Objective:
In the records that follow, locate every line with "equipment" and extract it.

Begin Information provided

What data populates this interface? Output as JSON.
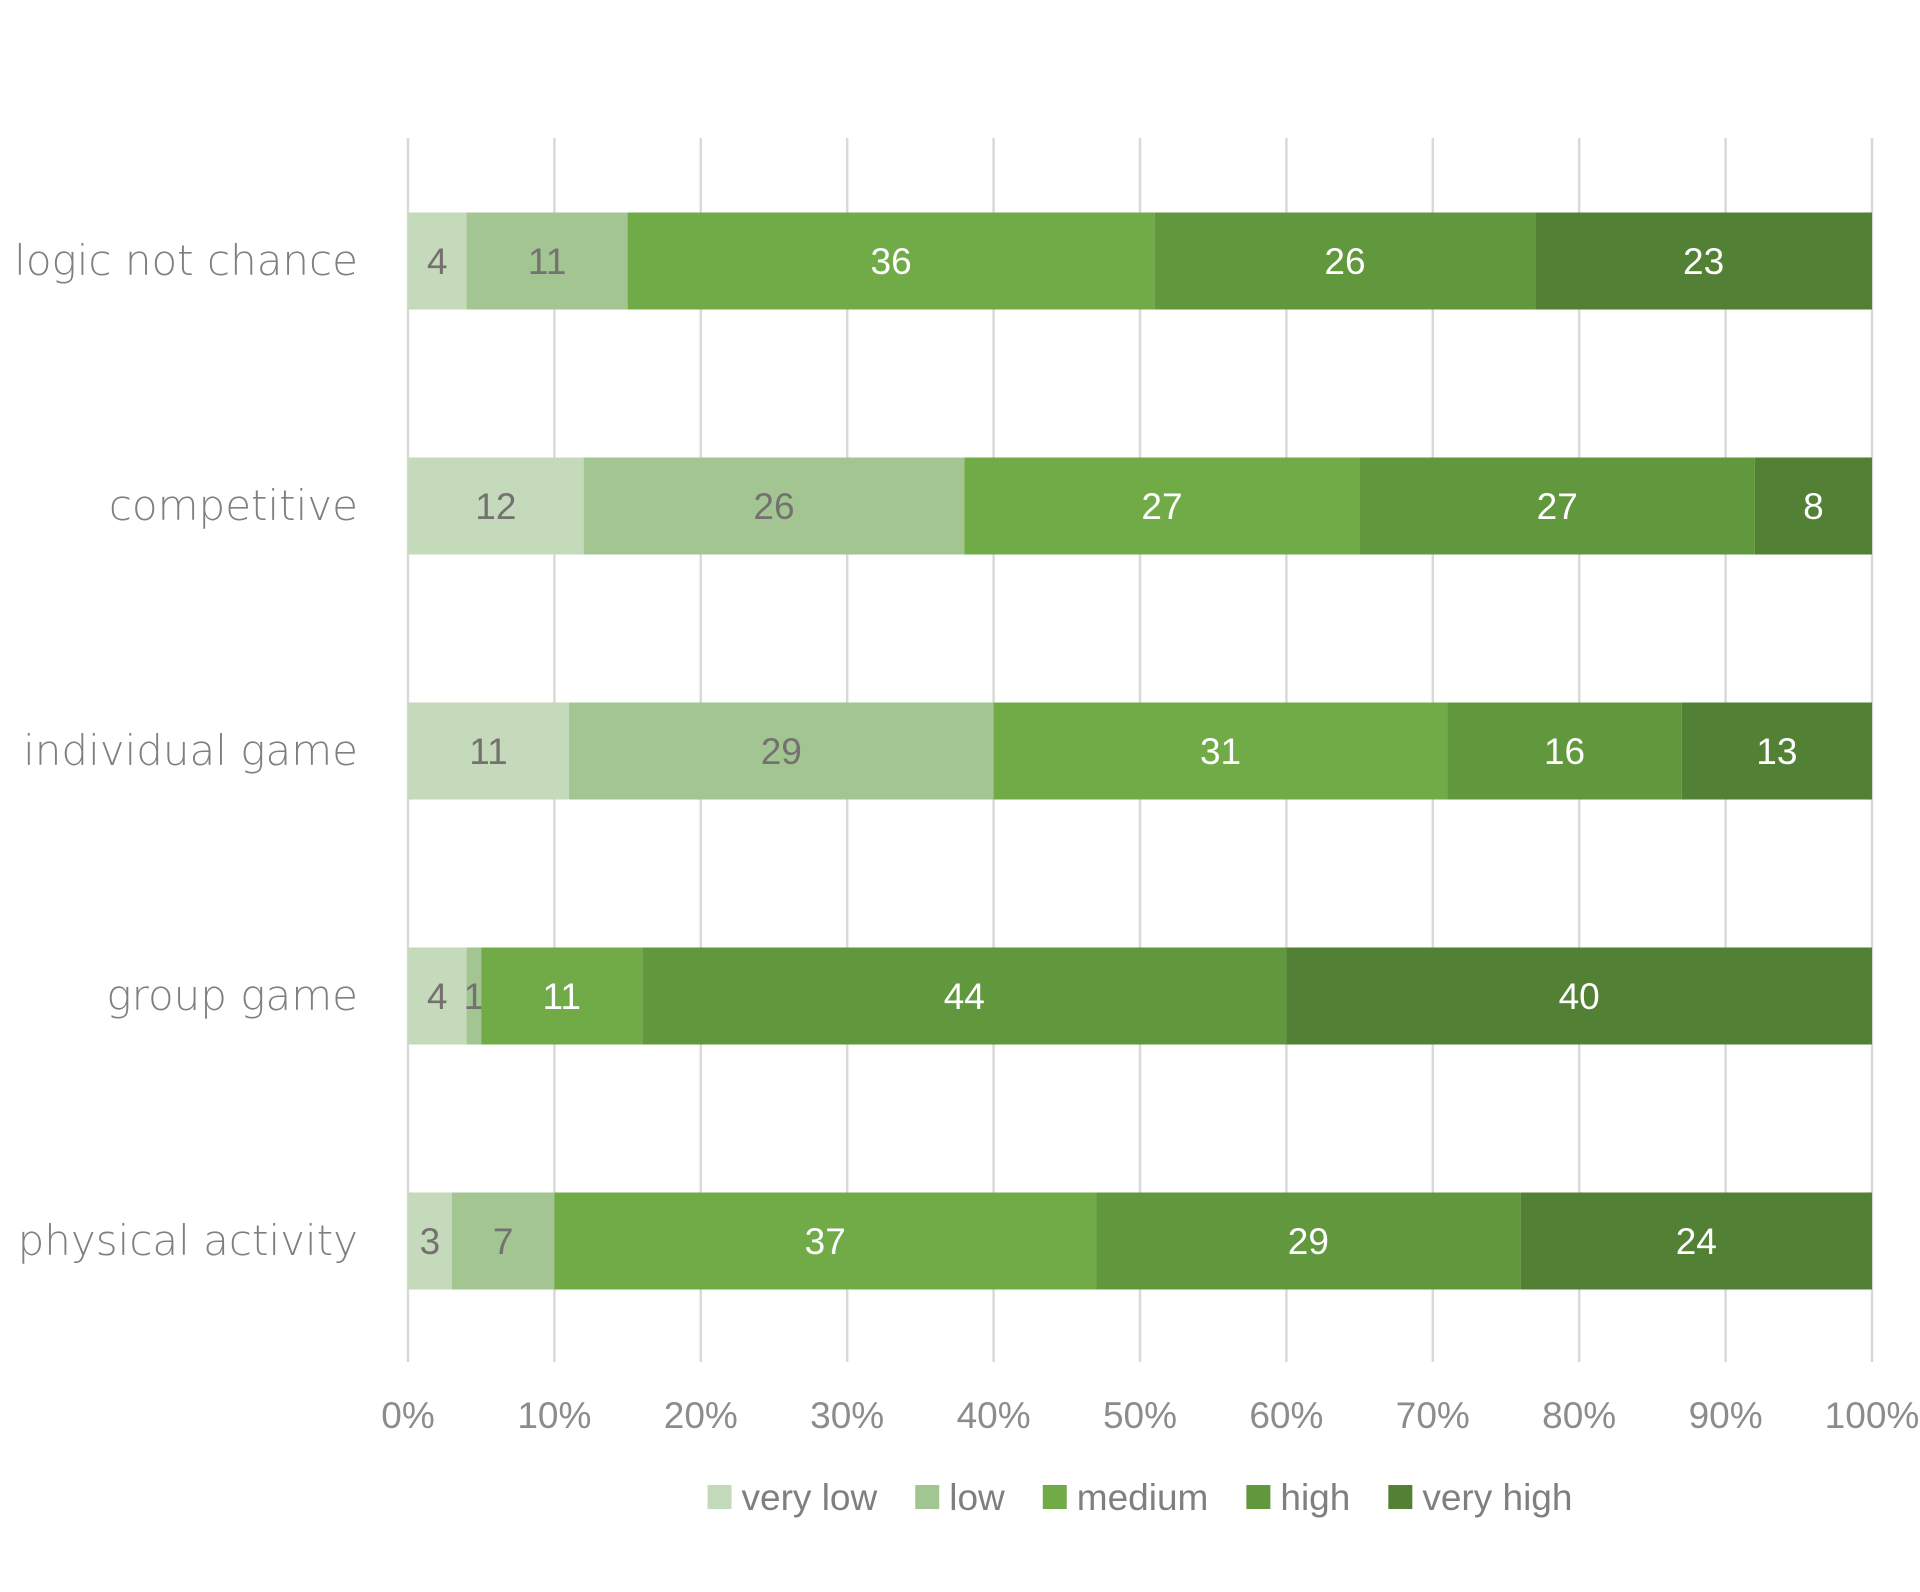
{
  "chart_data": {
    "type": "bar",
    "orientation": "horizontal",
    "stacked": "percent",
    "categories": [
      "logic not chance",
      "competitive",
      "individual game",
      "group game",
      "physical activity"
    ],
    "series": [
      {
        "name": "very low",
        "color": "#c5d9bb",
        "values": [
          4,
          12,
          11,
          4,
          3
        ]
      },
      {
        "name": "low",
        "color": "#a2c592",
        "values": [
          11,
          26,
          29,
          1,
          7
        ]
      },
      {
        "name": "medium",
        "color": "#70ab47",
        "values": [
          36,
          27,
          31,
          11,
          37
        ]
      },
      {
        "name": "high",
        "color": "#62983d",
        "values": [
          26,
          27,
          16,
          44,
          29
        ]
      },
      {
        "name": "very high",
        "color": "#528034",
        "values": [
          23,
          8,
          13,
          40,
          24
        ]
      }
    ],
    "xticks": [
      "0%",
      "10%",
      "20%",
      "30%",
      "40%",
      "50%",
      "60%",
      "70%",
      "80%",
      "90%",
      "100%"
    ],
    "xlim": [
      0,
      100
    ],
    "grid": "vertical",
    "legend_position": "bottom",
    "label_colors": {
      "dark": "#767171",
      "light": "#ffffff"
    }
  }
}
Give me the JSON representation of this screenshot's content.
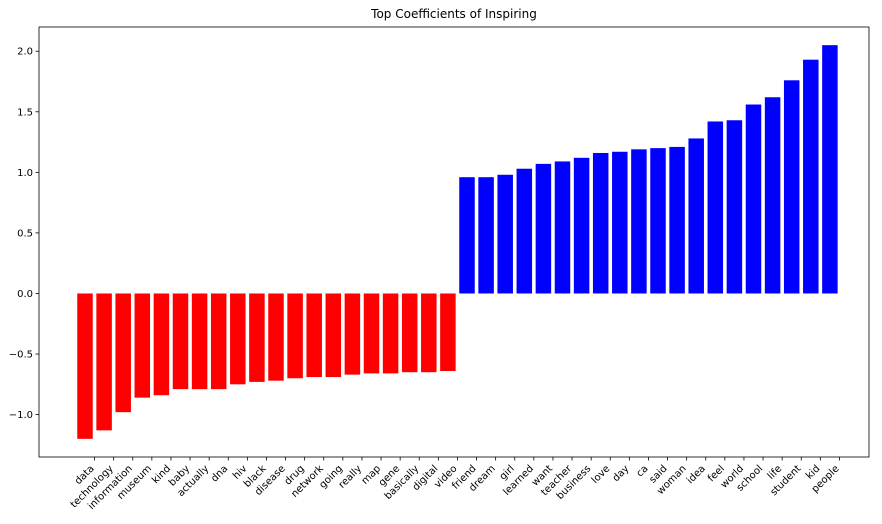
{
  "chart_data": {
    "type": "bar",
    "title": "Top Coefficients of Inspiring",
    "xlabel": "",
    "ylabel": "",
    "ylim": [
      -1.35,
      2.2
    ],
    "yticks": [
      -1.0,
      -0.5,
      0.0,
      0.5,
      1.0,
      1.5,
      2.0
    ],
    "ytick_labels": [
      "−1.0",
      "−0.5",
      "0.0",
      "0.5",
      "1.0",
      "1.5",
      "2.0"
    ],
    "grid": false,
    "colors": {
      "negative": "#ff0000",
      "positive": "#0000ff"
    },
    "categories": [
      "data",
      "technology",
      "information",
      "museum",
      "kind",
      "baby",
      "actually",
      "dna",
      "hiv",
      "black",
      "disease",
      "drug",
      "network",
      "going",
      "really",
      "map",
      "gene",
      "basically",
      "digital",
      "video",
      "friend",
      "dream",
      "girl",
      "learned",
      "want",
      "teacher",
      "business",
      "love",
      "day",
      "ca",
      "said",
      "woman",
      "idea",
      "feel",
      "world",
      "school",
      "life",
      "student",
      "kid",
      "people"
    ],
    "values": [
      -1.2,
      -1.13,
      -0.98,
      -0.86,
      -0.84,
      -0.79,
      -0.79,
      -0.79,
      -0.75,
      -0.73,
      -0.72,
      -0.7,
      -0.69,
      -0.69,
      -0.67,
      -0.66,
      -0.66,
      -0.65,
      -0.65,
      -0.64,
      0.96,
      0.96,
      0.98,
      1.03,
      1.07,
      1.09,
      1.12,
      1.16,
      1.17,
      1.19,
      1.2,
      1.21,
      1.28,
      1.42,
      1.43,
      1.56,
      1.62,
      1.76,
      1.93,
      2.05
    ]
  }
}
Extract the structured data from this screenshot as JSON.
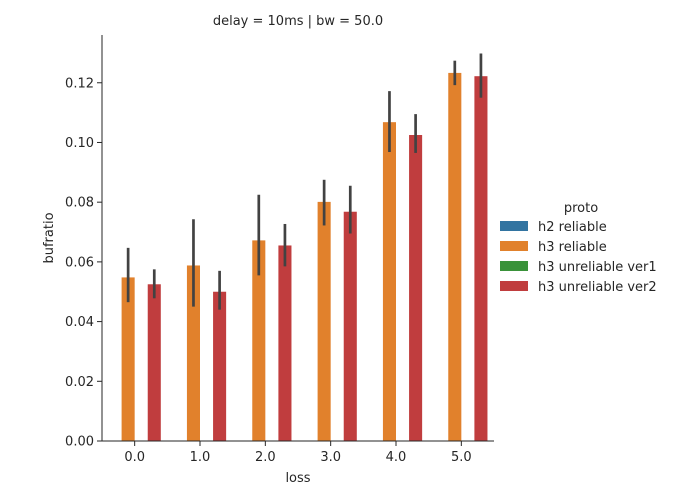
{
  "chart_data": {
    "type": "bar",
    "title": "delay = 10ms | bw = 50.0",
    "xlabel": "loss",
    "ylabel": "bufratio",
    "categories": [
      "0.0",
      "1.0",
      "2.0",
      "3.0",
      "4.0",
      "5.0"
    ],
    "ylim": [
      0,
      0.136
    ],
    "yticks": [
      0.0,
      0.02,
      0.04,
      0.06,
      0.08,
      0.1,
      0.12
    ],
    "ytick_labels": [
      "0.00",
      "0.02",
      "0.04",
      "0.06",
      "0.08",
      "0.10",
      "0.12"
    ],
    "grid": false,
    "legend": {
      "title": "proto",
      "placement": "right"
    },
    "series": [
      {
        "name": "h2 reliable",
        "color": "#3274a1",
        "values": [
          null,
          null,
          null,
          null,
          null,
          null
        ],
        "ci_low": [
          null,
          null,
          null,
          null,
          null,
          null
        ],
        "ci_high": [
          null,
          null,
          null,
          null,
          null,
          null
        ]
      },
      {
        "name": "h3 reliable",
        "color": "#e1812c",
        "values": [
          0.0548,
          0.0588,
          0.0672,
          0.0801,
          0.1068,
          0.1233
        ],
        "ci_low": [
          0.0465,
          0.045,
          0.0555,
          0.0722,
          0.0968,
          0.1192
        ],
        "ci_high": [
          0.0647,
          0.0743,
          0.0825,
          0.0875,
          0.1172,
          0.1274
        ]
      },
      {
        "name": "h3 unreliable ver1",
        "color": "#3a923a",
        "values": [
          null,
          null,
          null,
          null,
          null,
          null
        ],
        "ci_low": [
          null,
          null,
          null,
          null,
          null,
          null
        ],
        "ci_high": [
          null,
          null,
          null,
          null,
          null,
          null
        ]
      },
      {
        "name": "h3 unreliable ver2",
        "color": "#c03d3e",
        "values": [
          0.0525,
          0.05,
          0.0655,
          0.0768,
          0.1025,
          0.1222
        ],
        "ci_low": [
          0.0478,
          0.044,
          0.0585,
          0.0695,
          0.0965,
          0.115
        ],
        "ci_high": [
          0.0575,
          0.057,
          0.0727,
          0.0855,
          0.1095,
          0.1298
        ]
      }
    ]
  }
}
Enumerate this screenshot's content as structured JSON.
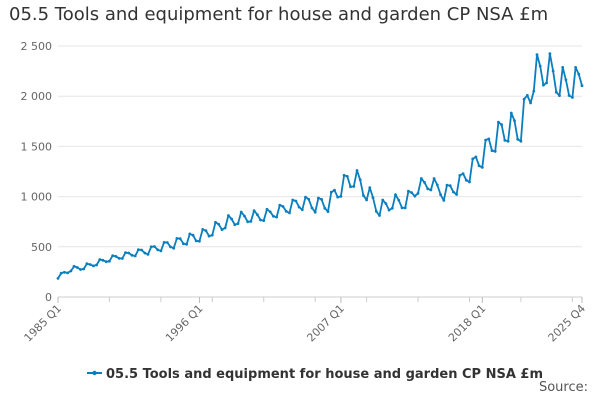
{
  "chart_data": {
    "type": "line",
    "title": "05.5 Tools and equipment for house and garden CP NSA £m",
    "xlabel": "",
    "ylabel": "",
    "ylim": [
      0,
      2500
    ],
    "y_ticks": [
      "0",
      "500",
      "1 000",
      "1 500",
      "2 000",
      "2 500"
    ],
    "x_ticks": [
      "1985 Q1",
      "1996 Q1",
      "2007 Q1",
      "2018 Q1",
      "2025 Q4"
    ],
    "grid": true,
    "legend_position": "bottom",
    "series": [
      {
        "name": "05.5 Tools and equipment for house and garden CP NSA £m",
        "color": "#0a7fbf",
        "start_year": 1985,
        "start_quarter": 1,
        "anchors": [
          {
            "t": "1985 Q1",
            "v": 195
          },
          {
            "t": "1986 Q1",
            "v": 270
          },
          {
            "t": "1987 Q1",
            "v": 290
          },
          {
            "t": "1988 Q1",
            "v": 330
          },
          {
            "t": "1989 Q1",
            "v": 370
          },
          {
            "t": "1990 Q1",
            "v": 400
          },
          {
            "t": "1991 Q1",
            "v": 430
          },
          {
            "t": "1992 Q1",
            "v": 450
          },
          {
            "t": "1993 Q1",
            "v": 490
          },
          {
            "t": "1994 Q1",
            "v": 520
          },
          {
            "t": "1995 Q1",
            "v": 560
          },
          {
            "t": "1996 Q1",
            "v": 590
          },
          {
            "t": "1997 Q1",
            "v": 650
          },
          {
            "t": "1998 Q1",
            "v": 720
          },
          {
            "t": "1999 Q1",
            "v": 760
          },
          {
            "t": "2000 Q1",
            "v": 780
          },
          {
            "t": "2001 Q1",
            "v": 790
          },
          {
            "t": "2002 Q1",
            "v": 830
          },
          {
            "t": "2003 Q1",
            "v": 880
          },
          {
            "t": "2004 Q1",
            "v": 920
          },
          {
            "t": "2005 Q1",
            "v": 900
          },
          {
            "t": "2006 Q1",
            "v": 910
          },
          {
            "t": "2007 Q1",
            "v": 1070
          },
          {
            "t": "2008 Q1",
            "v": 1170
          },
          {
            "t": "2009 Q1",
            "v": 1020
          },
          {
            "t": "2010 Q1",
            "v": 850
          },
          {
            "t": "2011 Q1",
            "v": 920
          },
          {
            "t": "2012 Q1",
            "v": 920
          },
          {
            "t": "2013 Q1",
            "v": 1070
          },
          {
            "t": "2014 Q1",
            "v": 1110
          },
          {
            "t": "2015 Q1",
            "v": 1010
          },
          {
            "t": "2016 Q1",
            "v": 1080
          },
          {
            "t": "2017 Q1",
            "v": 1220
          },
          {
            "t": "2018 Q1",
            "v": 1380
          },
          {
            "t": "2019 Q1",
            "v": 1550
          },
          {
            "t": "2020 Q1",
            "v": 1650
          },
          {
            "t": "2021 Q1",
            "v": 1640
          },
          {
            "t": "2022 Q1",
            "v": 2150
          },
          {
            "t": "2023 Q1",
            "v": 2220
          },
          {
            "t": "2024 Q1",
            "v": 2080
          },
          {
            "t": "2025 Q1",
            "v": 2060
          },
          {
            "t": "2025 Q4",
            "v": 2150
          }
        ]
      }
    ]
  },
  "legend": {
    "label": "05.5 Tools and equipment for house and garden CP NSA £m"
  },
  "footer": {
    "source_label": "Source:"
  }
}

End Information provided

Correct result:
    "title": "05.5 Tools and equipment for house and garden CP NSA £m",
        "name": "05.5 Tools and equipment for house and garden CP NSA £m",
    "label": "05.5 Tools and equipment for house and garden CP NSA £m"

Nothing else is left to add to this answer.